To do:
Return all of the entries exactly as written.

▼▼▼

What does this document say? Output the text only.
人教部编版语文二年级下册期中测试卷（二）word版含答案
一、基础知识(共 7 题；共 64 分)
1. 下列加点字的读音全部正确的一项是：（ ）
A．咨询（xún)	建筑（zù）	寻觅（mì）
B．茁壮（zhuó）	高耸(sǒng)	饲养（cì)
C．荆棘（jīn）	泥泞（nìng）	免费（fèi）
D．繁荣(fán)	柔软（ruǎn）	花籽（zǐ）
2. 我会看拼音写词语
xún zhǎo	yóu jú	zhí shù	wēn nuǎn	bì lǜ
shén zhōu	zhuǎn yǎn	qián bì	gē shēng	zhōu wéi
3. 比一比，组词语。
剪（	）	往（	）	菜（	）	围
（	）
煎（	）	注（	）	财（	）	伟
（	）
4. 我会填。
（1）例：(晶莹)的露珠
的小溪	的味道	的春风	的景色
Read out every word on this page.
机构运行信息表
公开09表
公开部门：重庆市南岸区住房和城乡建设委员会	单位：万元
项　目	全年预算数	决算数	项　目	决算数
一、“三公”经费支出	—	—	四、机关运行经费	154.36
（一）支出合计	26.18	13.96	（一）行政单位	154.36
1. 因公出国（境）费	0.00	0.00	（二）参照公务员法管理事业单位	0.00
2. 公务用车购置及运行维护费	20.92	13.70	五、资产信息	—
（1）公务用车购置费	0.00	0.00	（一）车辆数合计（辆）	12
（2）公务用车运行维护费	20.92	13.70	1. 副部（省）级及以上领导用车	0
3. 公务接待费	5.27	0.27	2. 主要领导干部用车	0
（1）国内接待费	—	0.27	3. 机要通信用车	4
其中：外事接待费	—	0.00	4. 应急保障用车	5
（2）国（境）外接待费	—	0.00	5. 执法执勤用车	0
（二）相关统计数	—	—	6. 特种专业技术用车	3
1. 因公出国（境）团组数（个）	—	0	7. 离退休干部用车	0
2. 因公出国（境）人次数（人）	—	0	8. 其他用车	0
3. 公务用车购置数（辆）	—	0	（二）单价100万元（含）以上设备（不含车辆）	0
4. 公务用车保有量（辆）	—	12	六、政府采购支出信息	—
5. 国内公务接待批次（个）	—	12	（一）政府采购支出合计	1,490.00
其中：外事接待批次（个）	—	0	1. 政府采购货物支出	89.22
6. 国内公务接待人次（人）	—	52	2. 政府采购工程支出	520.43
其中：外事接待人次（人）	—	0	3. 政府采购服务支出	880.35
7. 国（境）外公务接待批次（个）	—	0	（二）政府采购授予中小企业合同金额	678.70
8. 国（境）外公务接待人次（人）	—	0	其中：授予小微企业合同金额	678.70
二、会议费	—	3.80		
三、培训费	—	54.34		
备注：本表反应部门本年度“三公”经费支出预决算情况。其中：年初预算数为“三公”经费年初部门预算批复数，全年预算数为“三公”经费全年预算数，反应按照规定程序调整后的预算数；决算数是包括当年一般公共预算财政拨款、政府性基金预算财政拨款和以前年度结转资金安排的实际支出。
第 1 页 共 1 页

▲▲▲

Written answer:
What does this document say? Output the text only.
人教部编版语文二年级下册期中测试卷（二）word版含答案
一、基础知识(共 7 题；共 64 分)
1. 下列加点字的读音全部正确的一项是：（ ）
A．咨询（xún)	建筑（zù）	寻觅（mì）
B．茁壮（zhuó）	高耸(sǒng)	饲养（cì)
C．荆棘（jīn）	泥泞（nìng）	免费（fèi）
D．繁荣(fán)	柔软（ruǎn）	花籽（zǐ）
2. 我会看拼音写词语
xún zhǎo	yóu jú	zhí shù	wēn nuǎn	bì lǜ
shén zhōu	zhuǎn yǎn	qián bì	gē shēng	zhōu wéi
3. 比一比，组词语。
剪（	）	往（	）	菜（	）	围
（	）
煎（	）	注（	）	财（	）	伟
（	）
4. 我会填。
（1）例：(晶莹)的露珠
的小溪	的味道	的春风	的景色
Read out every word on this page.
机构运行信息表
公开09表
公开部门：重庆市南岸区住房和城乡建设委员会	单位：万元
项　目	全年预算数	决算数	项　目	决算数
一、“三公”经费支出	—	—	四、机关运行经费	154.36
（一）支出合计	26.18	13.96	（一）行政单位	154.36
1. 因公出国（境）费	0.00	0.00	（二）参照公务员法管理事业单位	0.00
2. 公务用车购置及运行维护费	20.92	13.70	五、资产信息	—
（1）公务用车购置费	0.00	0.00	（一）车辆数合计（辆）	12
（2）公务用车运行维护费	20.92	13.70	1. 副部（省）级及以上领导用车	0
3. 公务接待费	5.27	0.27	2. 主要领导干部用车	0
（1）国内接待费	—	0.27	3. 机要通信用车	4
其中：外事接待费	—	0.00	4. 应急保障用车	5
（2）国（境）外接待费	—	0.00	5. 执法执勤用车	0
（二）相关统计数	—	—	6. 特种专业技术用车	3
1. 因公出国（境）团组数（个）	—	0	7. 离退休干部用车	0
2. 因公出国（境）人次数（人）	—	0	8. 其他用车	0
3. 公务用车购置数（辆）	—	0	（二）单价100万元（含）以上设备（不含车辆）	0
4. 公务用车保有量（辆）	—	12	六、政府采购支出信息	—
5. 国内公务接待批次（个）	—	12	（一）政府采购支出合计	1,490.00
其中：外事接待批次（个）	—	0	1. 政府采购货物支出	89.22
6. 国内公务接待人次（人）	—	52	2. 政府采购工程支出	520.43
其中：外事接待人次（人）	—	0	3. 政府采购服务支出	880.35
7. 国（境）外公务接待批次（个）	—	0	（二）政府采购授予中小企业合同金额	678.70
8. 国（境）外公务接待人次（人）	—	0	其中：授予小微企业合同金额	678.70
二、会议费	—	3.80		
三、培训费	—	54.34		
备注：本表反应部门本年度“三公”经费支出预决算情况。其中：年初预算数为“三公”经费年初部门预算批复数，全年预算数为“三公”经费全年预算数，反应按照规定程序调整后的预算数；决算数是包括当年一般公共预算财政拨款、政府性基金预算财政拨款和以前年度结转资金安排的实际支出。
第 1 页 共 1 页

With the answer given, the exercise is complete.